### Supplied material
::::::::::

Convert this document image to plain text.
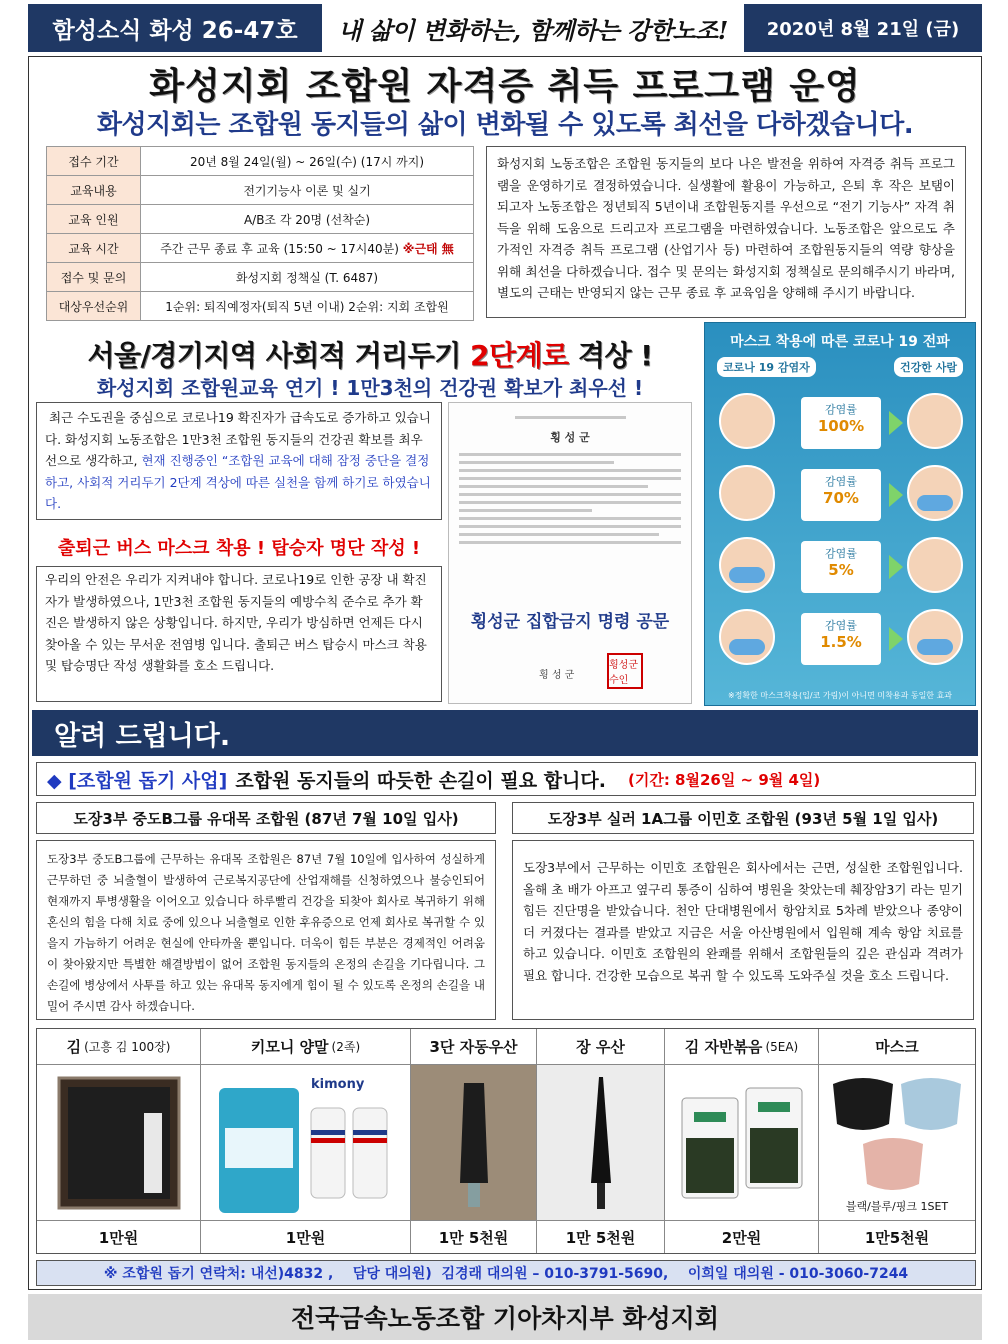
함성소식 화성 26-47호	내 삶이 변화하는, 함께하는 강한노조!	2020년 8월 21일 (금)
화성지회 조합원 자격증 취득 프로그램 운영
화성지회는 조합원 동지들의 삶이 변화될 수 있도록 최선을 다하겠습니다.
접수 기간	20년 8월 24일(월) ~ 26일(수) (17시 까지)
교육내용	전기기능사 이론 및 실기
교육 인원	A/B조 각 20명 (선착순)
교육 시간	주간 근무 종료 후 교육 (15:50 ~ 17시40분) ※근태 無
접수 및 문의	화성지회 정책실 (T. 6487)
대상우선순위	1순위: 퇴직예정자(퇴직 5년 이내) 2순위: 지회 조합원
화성지회 노동조합은 조합원 동지들의 보다 나은 발전을 위하여 자격증 취득 프로그램을 운영하기로 결정하였습니다. 실생활에 활용이 가능하고, 은퇴 후 작은 보탬이 되고자 노동조합은 정년퇴직 5년이내 조합원동지를 우선으로 “전기 기능사” 자격 취득을 위해 도움으로 드리고자 프로그램을 마련하였습니다. 노동조합은 앞으로도 추가적인 자격증 취득 프로그램 (산업기사 등) 마련하여 조합원동지들의 역량 향상을 위해 최선을 다하겠습니다. 접수 및 문의는 화성지회 정책실로 문의해주시기 바라며, 별도의 근태는 반영되지 않는 근무 종료 후 교육임을 양해해 주시기 바랍니다.
서울/경기지역 사회적 거리두기 2단계로 격상 !
화성지회 조합원교육 연기 ! 1만3천의 건강권 확보가 최우선 !
최근 수도권을 중심으로 코로나19 확진자가 급속도로 증가하고 있습니다. 화성지회 노동조합은 1만3천 조합원 동지들의 건강권 확보를 최우선으로 생각하고, 현재 진행중인 “조합원 교육에 대해 잠정 중단을 결정하고, 사회적 거리두기 2단계 격상에 따른 실천을 함께 하기로 하였습니다.
출퇴근 버스 마스크 착용 ! 탑승자 명단 작성 !
우리의 안전은 우리가 지켜내야 합니다. 코로나19로 인한 공장 내 확진자가 발생하였으나, 1만3천 조합원 동지들의 예방수칙 준수로 추가 확진은 발생하지 않은 상황입니다. 하지만, 우리가 방심하면 언제든 다시 찾아올 수 있는 무서운 전염병 입니다. 출퇴근 버스 탑승시 마스크 착용 및 탑승명단 작성 생활화를 호소 드립니다.
횡 성 군
횡성군 집합금지 명령 공문
횡 성 군
횡성군수인
마스크 착용에 따른 코로나 19 전파
코로나 19 감염자	건강한 사람
감염률
100%
감염률
70%
감염률
5%
감염률
1.5%
※정확한 마스크착용(입/코 가림)이 아니면 미착용과 동일한 효과
알려 드립니다.
◆ [조합원 돕기 사업] 조합원 동지들의 따듯한 손길이 필요 합니다. (기간: 8월26일 ~ 9월 4일)
도장3부 중도B그룹 유대목 조합원 (87년 7월 10일 입사)
도장3부 중도B그룹에 근무하는 유대목 조합원은 87년 7월 10일에 입사하여 성실하게 근무하던 중 뇌출혈이 발생하여 근로복지공단에 산업재해를 신청하였으나 불승인되어 현재까지 투병생활을 이어오고 있습니다 하루빨리 건강을 되찾아 회사로 복귀하기 위해 혼신의 힘을 다해 치료 중에 있으나 뇌출혈로 인한 후유증으로 언제 회사로 복귀할 수 있을지 가늠하기 어려운 현실에 안타까울 뿐입니다. 더욱이 힘든 부분은 경제적인 어려움이 찾아왔지만 특별한 해결방법이 없어 조합원 동지들의 온정의 손길을 기다립니다. 그 손길에 병상에서 사투를 하고 있는 유대목 동지에게 힘이 될 수 있도록 온정의 손길을 내밀어 주시면 감사 하겠습니다.
도장3부 실러 1A그룹 이민호 조합원 (93년 5월 1일 입사)
도장3부에서 근무하는 이민호 조합원은 회사에서는 근면, 성실한 조합원입니다. 올해 초 배가 아프고 옆구리 통증이 심하여 병원을 찾았는데 췌장암3기 라는 믿기 힘든 진단명을 받았습니다. 천안 단대병원에서 항암치료 5차례 받았으나 종양이 더 커졌다는 결과를 받았고 지금은 서울 아산병원에서 입원해 계속 항암 치료를 하고 있습니다. 이민호 조합원의 완쾌를 위해서 조합원들의 깊은 관심과 격려가 필요 합니다. 건강한 모습으로 복귀 할 수 있도록 도와주실 것을 호소 드립니다.
김 (고흥 김 100장)
1만원
키모니 양말 (2족)
kimony
1만원
3단 자동우산
1만 5천원
장 우산
1만 5천원
김 자반볶음 (5EA)
2만원
마스크
블랙/블루/핑크 1SET
1만5천원
※ 조합원 돕기 연락처: 내선)4832 ,    담당 대의원)  김경래 대의원 – 010-3791-5690,    이희일 대의원 - 010-3060-7244
전국금속노동조합 기아차지부 화성지회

::::::::::

### Exercise instructions
Gather each line of the listing that holds the string "거리두기".

### Result below
서울/경기지역 사회적 거리두기 2단계로 격상 !
최근 수도권을 중심으로 코로나19 확진자가 급속도로 증가하고 있습니다. 화성지회 노동조합은 1만3천 조합원 동지들의 건강권 확보를 최우선으로 생각하고, 현재 진행중인 “조합원 교육에 대해 잠정 중단을 결정하고, 사회적 거리두기 2단계 격상에 따른 실천을 함께 하기로 하였습니다.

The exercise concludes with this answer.